Page |

□ □ □ □

After 1948, Kindleberger was appointed Professor of International Economics at MIT. He retired from a full-time position in 1976 and continued as a senior lecturer until full retirement from teaching in 1981.

He partook in working groups of the Council on Foreign Relations. He later held the position of Ford International Professor of Economics at the Massachusetts Institute of Technology.

Honors

 1944 Bronze Star
 1945 Legion of Merit
 1954 elected member of the American Academy of Arts and Sciences
 1966 Dr. h.c., University of Paris
 1977 Dr. h.c., University of Ghent
 1978 Harms Prize, Institut für Weltwirtschaft, Kiel
 1984 Dr. Sci. h.c., University of Pennsylvania
 1987 elected member of the American Philosophical Society
 1989 Bicentennial Medal, Georgetown University

Personal

Kindleberger was married to Sarah Miles Kindleberger for 59 years.  They had four children: Charles P. Kindleberger III, Richard S. Kindleberger (a reporter for the Boston Globe), Sarah Kindleberger, and E. Randall Kindleberger.

He died of a stroke on July 7, 2003, in Cambridge, Massachusetts.

Work
Kindleberger wrote 30 books:  International Short-Term Capital Movements in 1937, and the others beginning in 1950.

As an economic historian, Kindleberger used a narrative approach to knowledge, not based on mathematical models.  In the preface to The Great Depression 1929-1939, he wrote: "It's the story simply told, without tables of squares..."

His book Manias, Panics, and Crashes is still widely used in Master of Business Administration (MBA) programs in the United States.

Hegemonic stability theory

In his 1973 and 1986 book The World in Depression 1929–1939, Kindleberger advances an idiosyncratic, internationalist view of the causes and nature of the Great Depression, which concludes that a world hegemon is necessary for a generally stable world economy. Blaming the peculiar length and depth of the Depression on the hesitancy of the US in taking over leadership of the world economy when Britain was no longer up to the role after World War I, he concludes that "for the world economy to be stabilized, there has to be a stabilizerone stabilizer", by which, in the context of the interwar years at least, he means the United States. In the last chapter, "An Explanation of the 1929 Depression", Kindleberger lists the five responsibilities the US would have had to assume in order to stabilize the world economy:

 maintaining a relatively open market for distress goods;
 providing countercyclical, or at least stable, long-term, lending;
 policing the relative stability of exchange rates;
 ensuring the coordination of nations' macroeconomic policies;
 acting as a lender of last resort by discounting, or otherwise providing liquidity, in a financial crisis.

□ □ □ □

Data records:
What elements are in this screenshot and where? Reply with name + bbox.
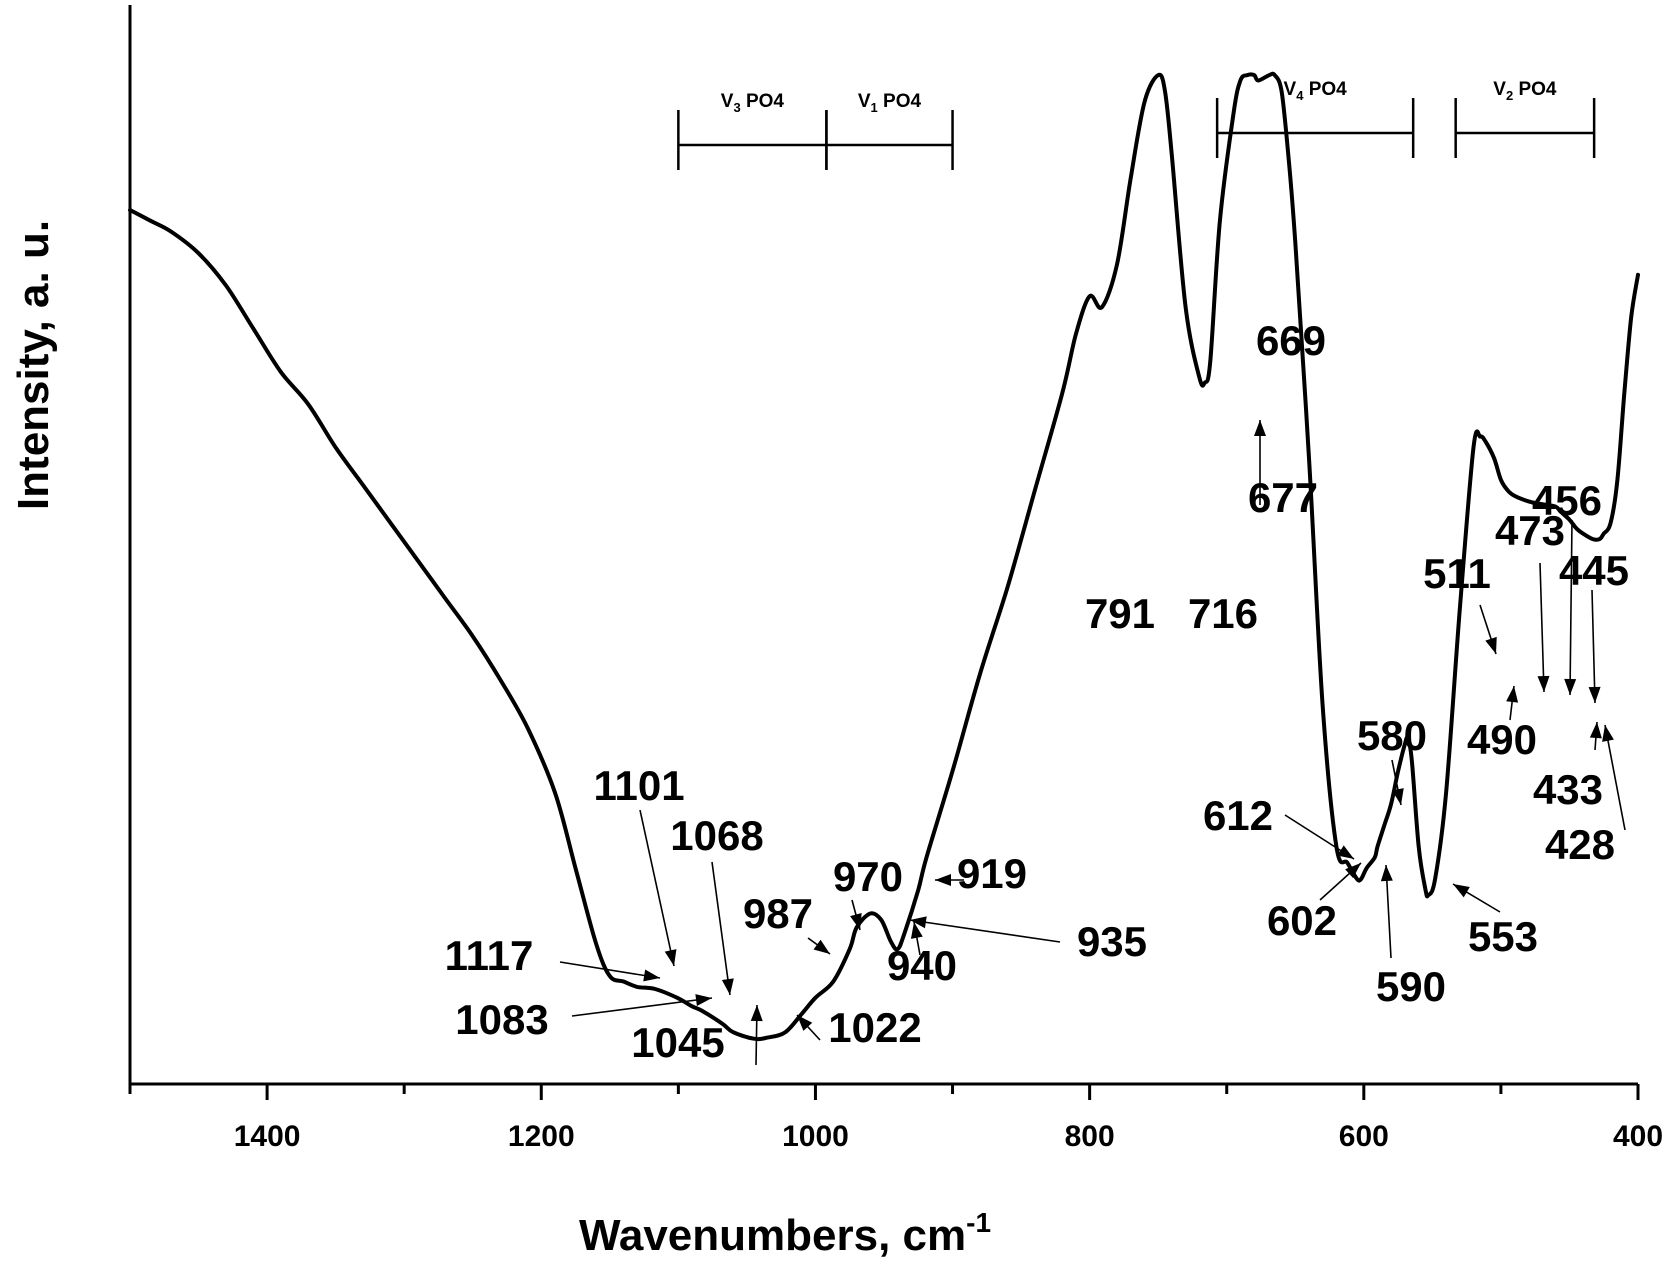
peak-arrow-head: [664, 949, 677, 966]
peak-arrow-head: [695, 994, 712, 1006]
peak-label-553: 553: [1468, 913, 1538, 960]
peak-arrow-head: [1602, 725, 1614, 742]
peak-arrow-head: [910, 922, 923, 939]
peak-label-473: 473: [1495, 507, 1565, 554]
x-axis-title: Wavenumbers, cm-1: [579, 1207, 991, 1260]
peak-arrow-head: [1337, 845, 1354, 859]
band-annotations: V3 PO4 V1 PO4 V4 PO4 V2 PO4: [677, 79, 1596, 170]
peak-label-445: 445: [1559, 547, 1629, 594]
peak-label-987: 987: [743, 890, 813, 937]
x-tick-label: 600: [1339, 1120, 1389, 1153]
x-ticks: 1400 1200 1000 800 600 400: [128, 1084, 1663, 1153]
band-label: V4 PO4: [1284, 79, 1348, 103]
peak-label-1045: 1045: [631, 1019, 724, 1066]
peak-arrow-head: [813, 939, 830, 954]
x-tick-label: 1200: [508, 1120, 575, 1153]
peak-label-1068: 1068: [670, 812, 763, 859]
x-tick-label: 400: [1613, 1120, 1663, 1153]
band-label: V1 PO4: [858, 91, 922, 115]
peak-label-433: 433: [1533, 766, 1603, 813]
peak-arrow-head: [1380, 865, 1393, 882]
x-tick-label: 1400: [234, 1120, 301, 1153]
peak-arrow-shaft: [639, 809, 675, 967]
peak-label-1101: 1101: [593, 762, 684, 809]
x-tick-label: 1000: [782, 1120, 849, 1153]
peak-arrow-head: [1506, 686, 1519, 703]
peak-arrows: [559, 420, 1626, 1066]
peak-label-511: 511: [1423, 550, 1491, 597]
peak-arrow-shaft: [1604, 724, 1626, 831]
peak-label-612: 612: [1203, 792, 1273, 839]
peak-arrow-shaft: [1539, 562, 1545, 693]
peak-arrow-head: [1564, 678, 1577, 695]
y-axis-title: Intensity, a. u.: [9, 220, 58, 510]
x-tick-label: 800: [1065, 1120, 1115, 1153]
peak-label-456: 456: [1532, 477, 1602, 524]
peak-arrow-shaft: [909, 919, 1061, 943]
axes: [128, 5, 1638, 1086]
peak-label-490: 490: [1467, 716, 1537, 763]
peak-arrow-shaft: [711, 861, 731, 996]
peak-arrow-head: [1537, 675, 1550, 692]
peak-label-970: 970: [833, 853, 903, 900]
peak-arrow-head: [1485, 636, 1497, 654]
peak-arrow-head: [1453, 884, 1470, 898]
peak-label-1083: 1083: [455, 996, 548, 1043]
peak-label-791: 791: [1085, 590, 1155, 637]
peak-arrow-shaft: [571, 997, 713, 1017]
band-label: V3 PO4: [721, 91, 785, 115]
peak-label-940: 940: [887, 942, 957, 989]
peak-arrow-head: [797, 1015, 813, 1031]
peak-label-716: 716: [1188, 590, 1258, 637]
peak-label-602: 602: [1267, 897, 1337, 944]
peak-arrow-head: [850, 912, 862, 930]
spectrum-line: [128, 71, 1640, 1042]
peak-label-935: 935: [1077, 918, 1147, 965]
x-axis-title-text: Wavenumbers, cm: [579, 1211, 966, 1260]
peak-arrow-shaft: [1569, 519, 1573, 696]
peak-arrow-head: [1588, 686, 1601, 703]
peak-arrow-head: [721, 978, 734, 995]
peak-arrow-shaft: [1591, 589, 1596, 704]
peak-label-669: 669: [1256, 317, 1326, 364]
peak-arrow-shaft: [559, 961, 661, 979]
peak-arrow-head: [643, 969, 660, 982]
peak-arrow-head: [1589, 722, 1602, 739]
peak-arrow-head: [750, 1005, 763, 1022]
peak-label-1117: 1117: [445, 932, 534, 979]
peak-label-590: 590: [1376, 963, 1446, 1010]
peak-arrow-head: [1345, 863, 1361, 879]
peak-arrow-head: [1254, 420, 1266, 436]
x-axis-title-sup: -1: [966, 1207, 991, 1238]
peak-label-580: 580: [1357, 712, 1427, 759]
peak-label-919: 919: [957, 850, 1027, 897]
peak-arrow-head: [910, 916, 927, 929]
peak-arrow-head: [935, 874, 951, 886]
peak-arrow-head: [1391, 788, 1404, 805]
peak-label-677: 677: [1248, 474, 1318, 521]
peak-label-428: 428: [1545, 821, 1615, 868]
band-label: V2 PO4: [1493, 79, 1557, 103]
peak-label-1022: 1022: [828, 1004, 921, 1051]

□ □ □ □

Exercise requirements |
• 1. According to the text on Kindleberger, what made the Great Depression last so long and run so deep?
• 2. Reproduce the part of the Kindleberger text that begins at the words "After 1948, Kindleberger" and stops after "Institute of Technology.".
Nothing in the data records is needed here.

Answers for the exercise |
• 1. Kindleberger blames the peculiar length and depth of the Depression on the hesitancy of the United States to take over leadership of the world economy. Britain was no longer up to that role after World War I.

• 2.
After 1948, Kindleberger was appointed Professor of International Economics at MIT. He retired from a full-time position in 1976 and continued as a senior lecturer until full retirement from teaching in 1981.

He partook in working groups of the Council on Foreign Relations. He later held the position of Ford International Professor of Economics at the Massachusetts Institute of Technology.